▶ WORK REQUIRED
Look through the data below and return each line where "Contacting" appears.

[Entries from a visual dataset]
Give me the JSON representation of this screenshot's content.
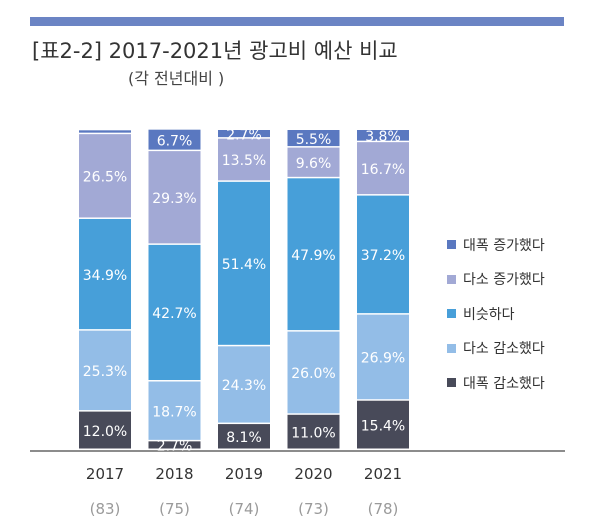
{
  "header": {
    "title": "[표2-2] 2017-2021년 광고비 예산 비교",
    "subtitle": "(각 전년대비 )"
  },
  "colors": {
    "rule": "#6b84c4",
    "segments": [
      "#484a59",
      "#93bde7",
      "#479fd9",
      "#a2a9d5",
      "#5a78c0"
    ]
  },
  "chart_data": {
    "type": "bar",
    "stacked": true,
    "categories": [
      "2017",
      "2018",
      "2019",
      "2020",
      "2021"
    ],
    "sample_sizes": [
      "(83)",
      "(75)",
      "(74)",
      "(73)",
      "(78)"
    ],
    "series": [
      {
        "name": "대폭 감소했다",
        "values": [
          12.0,
          2.7,
          8.1,
          11.0,
          15.4
        ]
      },
      {
        "name": "다소 감소했다",
        "values": [
          25.3,
          18.7,
          24.3,
          26.0,
          26.9
        ]
      },
      {
        "name": "비슷하다",
        "values": [
          34.9,
          42.7,
          51.4,
          47.9,
          37.2
        ]
      },
      {
        "name": "다소 증가했다",
        "values": [
          26.5,
          29.3,
          13.5,
          9.6,
          16.7
        ]
      },
      {
        "name": "대폭 증가했다",
        "values": [
          1.2,
          6.7,
          2.7,
          5.5,
          3.8
        ]
      }
    ],
    "labels": [
      [
        "12.0%",
        "2.7%",
        "8.1%",
        "11.0%",
        "15.4%"
      ],
      [
        "25.3%",
        "18.7%",
        "24.3%",
        "26.0%",
        "26.9%"
      ],
      [
        "34.9%",
        "42.7%",
        "51.4%",
        "47.9%",
        "37.2%"
      ],
      [
        "26.5%",
        "29.3%",
        "13.5%",
        "9.6%",
        "16.7%"
      ],
      [
        "",
        "6.7%",
        "2.7%",
        "5.5%",
        "3.8%"
      ]
    ],
    "legend": [
      "대폭 증가했다",
      "다소 증가했다",
      "비슷하다",
      "다소 감소했다",
      "대폭 감소했다"
    ],
    "ylim": [
      0,
      100
    ]
  }
}
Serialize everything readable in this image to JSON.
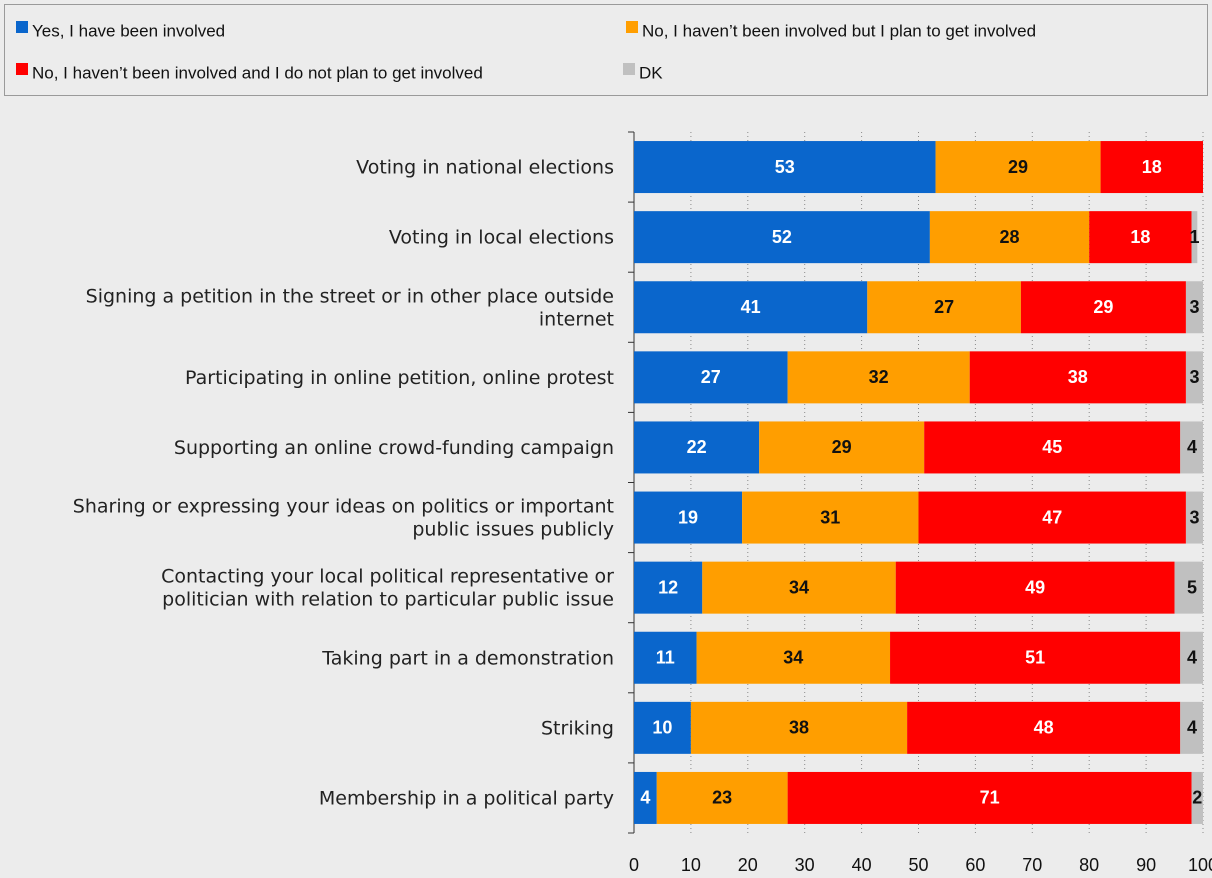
{
  "chart_data": {
    "type": "bar",
    "orientation": "horizontal",
    "stacked": true,
    "title": "",
    "xlabel": "",
    "ylabel": "",
    "xlim": [
      0,
      100
    ],
    "xticks": [
      0,
      10,
      20,
      30,
      40,
      50,
      60,
      70,
      80,
      90,
      100
    ],
    "grid": "vertical dotted",
    "legend_position": "top",
    "categories": [
      "Voting in national elections",
      "Voting in local elections",
      "Signing a petition in the street or in other place outside internet",
      "Participating in online petition, online protest",
      "Supporting an online crowd-funding campaign",
      "Sharing or expressing your ideas on politics or important public issues publicly",
      "Contacting your local political representative or politician with relation to particular public issue",
      "Taking part in a demonstration",
      "Striking",
      "Membership in a political party"
    ],
    "category_lines": [
      [
        "Voting in national elections"
      ],
      [
        "Voting in local elections"
      ],
      [
        "Signing a petition in the street or in other place outside",
        "internet"
      ],
      [
        "Participating in online petition, online protest"
      ],
      [
        "Supporting an online crowd-funding campaign"
      ],
      [
        "Sharing or expressing your ideas on politics or important",
        "public issues publicly"
      ],
      [
        "Contacting your local political representative or",
        "politician with relation to particular public issue"
      ],
      [
        "Taking part in a demonstration"
      ],
      [
        "Striking"
      ],
      [
        "Membership in a political party"
      ]
    ],
    "series": [
      {
        "name": "Yes, I have been involved",
        "color": "#0a66cc",
        "label_color": "#ffffff",
        "values": [
          53,
          52,
          41,
          27,
          22,
          19,
          12,
          11,
          10,
          4
        ]
      },
      {
        "name": "No, I haven’t been involved but I plan to get involved",
        "color": "#ff9e00",
        "label_color": "#111111",
        "values": [
          29,
          28,
          27,
          32,
          29,
          31,
          34,
          34,
          38,
          23
        ]
      },
      {
        "name": "No, I haven’t been involved and I do not plan to get involved",
        "color": "#ff0000",
        "label_color": "#ffffff",
        "values": [
          18,
          18,
          29,
          38,
          45,
          47,
          49,
          51,
          48,
          71
        ]
      },
      {
        "name": "DK",
        "color": "#c0c0c0",
        "label_color": "#111111",
        "values": [
          0,
          1,
          3,
          3,
          4,
          3,
          5,
          4,
          4,
          2
        ]
      }
    ]
  }
}
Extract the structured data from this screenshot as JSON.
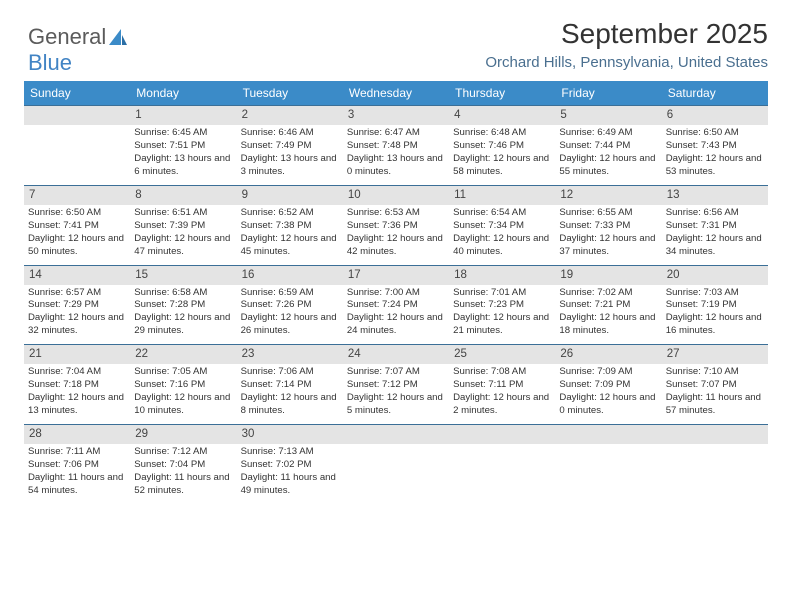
{
  "logo": {
    "text1": "General",
    "text2": "Blue"
  },
  "title": "September 2025",
  "location": "Orchard Hills, Pennsylvania, United States",
  "colors": {
    "header_bg": "#3b8bc8",
    "header_text": "#ffffff",
    "day_head_bg": "#e4e4e4",
    "day_head_border": "#3b6f97",
    "logo_gray": "#5b5b5b",
    "logo_blue": "#4284c4",
    "location_color": "#4a6f8f"
  },
  "daynames": [
    "Sunday",
    "Monday",
    "Tuesday",
    "Wednesday",
    "Thursday",
    "Friday",
    "Saturday"
  ],
  "weeks": [
    [
      null,
      {
        "n": "1",
        "sr": "Sunrise: 6:45 AM",
        "ss": "Sunset: 7:51 PM",
        "dl": "Daylight: 13 hours and 6 minutes."
      },
      {
        "n": "2",
        "sr": "Sunrise: 6:46 AM",
        "ss": "Sunset: 7:49 PM",
        "dl": "Daylight: 13 hours and 3 minutes."
      },
      {
        "n": "3",
        "sr": "Sunrise: 6:47 AM",
        "ss": "Sunset: 7:48 PM",
        "dl": "Daylight: 13 hours and 0 minutes."
      },
      {
        "n": "4",
        "sr": "Sunrise: 6:48 AM",
        "ss": "Sunset: 7:46 PM",
        "dl": "Daylight: 12 hours and 58 minutes."
      },
      {
        "n": "5",
        "sr": "Sunrise: 6:49 AM",
        "ss": "Sunset: 7:44 PM",
        "dl": "Daylight: 12 hours and 55 minutes."
      },
      {
        "n": "6",
        "sr": "Sunrise: 6:50 AM",
        "ss": "Sunset: 7:43 PM",
        "dl": "Daylight: 12 hours and 53 minutes."
      }
    ],
    [
      {
        "n": "7",
        "sr": "Sunrise: 6:50 AM",
        "ss": "Sunset: 7:41 PM",
        "dl": "Daylight: 12 hours and 50 minutes."
      },
      {
        "n": "8",
        "sr": "Sunrise: 6:51 AM",
        "ss": "Sunset: 7:39 PM",
        "dl": "Daylight: 12 hours and 47 minutes."
      },
      {
        "n": "9",
        "sr": "Sunrise: 6:52 AM",
        "ss": "Sunset: 7:38 PM",
        "dl": "Daylight: 12 hours and 45 minutes."
      },
      {
        "n": "10",
        "sr": "Sunrise: 6:53 AM",
        "ss": "Sunset: 7:36 PM",
        "dl": "Daylight: 12 hours and 42 minutes."
      },
      {
        "n": "11",
        "sr": "Sunrise: 6:54 AM",
        "ss": "Sunset: 7:34 PM",
        "dl": "Daylight: 12 hours and 40 minutes."
      },
      {
        "n": "12",
        "sr": "Sunrise: 6:55 AM",
        "ss": "Sunset: 7:33 PM",
        "dl": "Daylight: 12 hours and 37 minutes."
      },
      {
        "n": "13",
        "sr": "Sunrise: 6:56 AM",
        "ss": "Sunset: 7:31 PM",
        "dl": "Daylight: 12 hours and 34 minutes."
      }
    ],
    [
      {
        "n": "14",
        "sr": "Sunrise: 6:57 AM",
        "ss": "Sunset: 7:29 PM",
        "dl": "Daylight: 12 hours and 32 minutes."
      },
      {
        "n": "15",
        "sr": "Sunrise: 6:58 AM",
        "ss": "Sunset: 7:28 PM",
        "dl": "Daylight: 12 hours and 29 minutes."
      },
      {
        "n": "16",
        "sr": "Sunrise: 6:59 AM",
        "ss": "Sunset: 7:26 PM",
        "dl": "Daylight: 12 hours and 26 minutes."
      },
      {
        "n": "17",
        "sr": "Sunrise: 7:00 AM",
        "ss": "Sunset: 7:24 PM",
        "dl": "Daylight: 12 hours and 24 minutes."
      },
      {
        "n": "18",
        "sr": "Sunrise: 7:01 AM",
        "ss": "Sunset: 7:23 PM",
        "dl": "Daylight: 12 hours and 21 minutes."
      },
      {
        "n": "19",
        "sr": "Sunrise: 7:02 AM",
        "ss": "Sunset: 7:21 PM",
        "dl": "Daylight: 12 hours and 18 minutes."
      },
      {
        "n": "20",
        "sr": "Sunrise: 7:03 AM",
        "ss": "Sunset: 7:19 PM",
        "dl": "Daylight: 12 hours and 16 minutes."
      }
    ],
    [
      {
        "n": "21",
        "sr": "Sunrise: 7:04 AM",
        "ss": "Sunset: 7:18 PM",
        "dl": "Daylight: 12 hours and 13 minutes."
      },
      {
        "n": "22",
        "sr": "Sunrise: 7:05 AM",
        "ss": "Sunset: 7:16 PM",
        "dl": "Daylight: 12 hours and 10 minutes."
      },
      {
        "n": "23",
        "sr": "Sunrise: 7:06 AM",
        "ss": "Sunset: 7:14 PM",
        "dl": "Daylight: 12 hours and 8 minutes."
      },
      {
        "n": "24",
        "sr": "Sunrise: 7:07 AM",
        "ss": "Sunset: 7:12 PM",
        "dl": "Daylight: 12 hours and 5 minutes."
      },
      {
        "n": "25",
        "sr": "Sunrise: 7:08 AM",
        "ss": "Sunset: 7:11 PM",
        "dl": "Daylight: 12 hours and 2 minutes."
      },
      {
        "n": "26",
        "sr": "Sunrise: 7:09 AM",
        "ss": "Sunset: 7:09 PM",
        "dl": "Daylight: 12 hours and 0 minutes."
      },
      {
        "n": "27",
        "sr": "Sunrise: 7:10 AM",
        "ss": "Sunset: 7:07 PM",
        "dl": "Daylight: 11 hours and 57 minutes."
      }
    ],
    [
      {
        "n": "28",
        "sr": "Sunrise: 7:11 AM",
        "ss": "Sunset: 7:06 PM",
        "dl": "Daylight: 11 hours and 54 minutes."
      },
      {
        "n": "29",
        "sr": "Sunrise: 7:12 AM",
        "ss": "Sunset: 7:04 PM",
        "dl": "Daylight: 11 hours and 52 minutes."
      },
      {
        "n": "30",
        "sr": "Sunrise: 7:13 AM",
        "ss": "Sunset: 7:02 PM",
        "dl": "Daylight: 11 hours and 49 minutes."
      },
      null,
      null,
      null,
      null
    ]
  ]
}
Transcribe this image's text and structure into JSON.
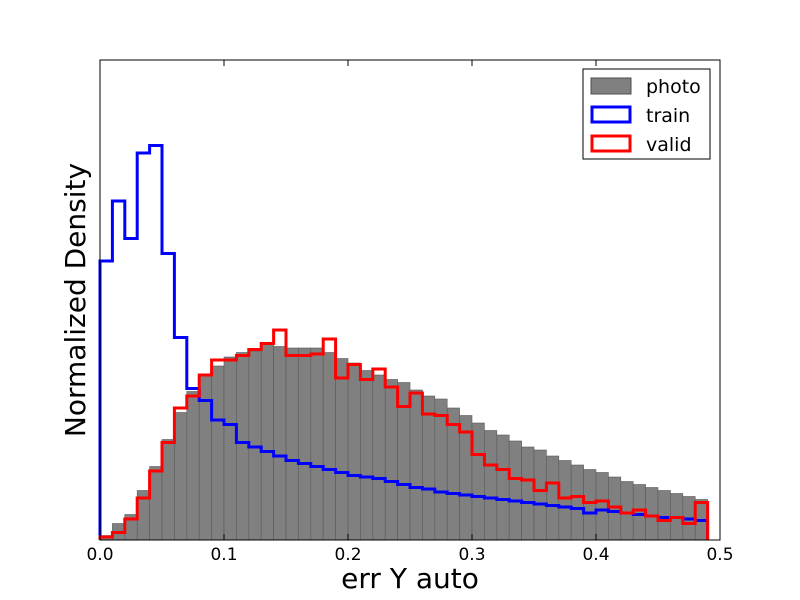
{
  "chart_data": {
    "type": "histogram",
    "xlabel": "err Y auto",
    "ylabel": "Normalized Density",
    "xlim": [
      0.0,
      0.5
    ],
    "ylim": [
      0,
      3.2
    ],
    "x_ticks": [
      "0.0",
      "0.1",
      "0.2",
      "0.3",
      "0.4",
      "0.5"
    ],
    "bin_edges_start": 0.0,
    "bin_width": 0.01,
    "legend": {
      "position": "top-right",
      "entries": [
        "photo",
        "train",
        "valid"
      ]
    },
    "series": [
      {
        "name": "photo",
        "style": "filled",
        "color": "#808080",
        "values": [
          0.03,
          0.11,
          0.17,
          0.33,
          0.49,
          0.67,
          0.85,
          0.99,
          1.1,
          1.16,
          1.22,
          1.25,
          1.26,
          1.31,
          1.29,
          1.28,
          1.28,
          1.28,
          1.25,
          1.21,
          1.18,
          1.13,
          1.1,
          1.07,
          1.05,
          1.0,
          0.96,
          0.94,
          0.88,
          0.83,
          0.78,
          0.73,
          0.7,
          0.66,
          0.62,
          0.6,
          0.56,
          0.53,
          0.5,
          0.47,
          0.45,
          0.42,
          0.39,
          0.37,
          0.35,
          0.33,
          0.31,
          0.29,
          0.27
        ]
      },
      {
        "name": "train",
        "style": "step",
        "color": "#0000ff",
        "values": [
          1.86,
          2.26,
          2.01,
          2.58,
          2.63,
          1.91,
          1.35,
          1.01,
          0.93,
          0.8,
          0.77,
          0.65,
          0.62,
          0.59,
          0.56,
          0.53,
          0.51,
          0.49,
          0.47,
          0.45,
          0.43,
          0.42,
          0.41,
          0.39,
          0.37,
          0.35,
          0.34,
          0.32,
          0.31,
          0.3,
          0.29,
          0.28,
          0.27,
          0.26,
          0.25,
          0.24,
          0.23,
          0.22,
          0.21,
          0.18,
          0.2,
          0.19,
          0.18,
          0.17,
          0.16,
          0.15,
          0.15,
          0.14,
          0.13
        ]
      },
      {
        "name": "valid",
        "style": "step",
        "color": "#ff0000",
        "values": [
          0.02,
          0.05,
          0.14,
          0.28,
          0.46,
          0.65,
          0.88,
          0.96,
          1.1,
          1.2,
          1.2,
          1.23,
          1.27,
          1.31,
          1.4,
          1.23,
          1.23,
          1.24,
          1.34,
          1.08,
          1.17,
          1.07,
          1.14,
          1.02,
          0.89,
          0.98,
          0.84,
          0.83,
          0.77,
          0.72,
          0.57,
          0.5,
          0.47,
          0.41,
          0.4,
          0.33,
          0.38,
          0.28,
          0.29,
          0.25,
          0.26,
          0.22,
          0.18,
          0.2,
          0.16,
          0.13,
          0.15,
          0.11,
          0.25
        ]
      }
    ]
  }
}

▶ EXPECTED OUTPUT
      "Contacting your local political representative or politician with relation to particular public issue",
        "Contacting your local political representative or",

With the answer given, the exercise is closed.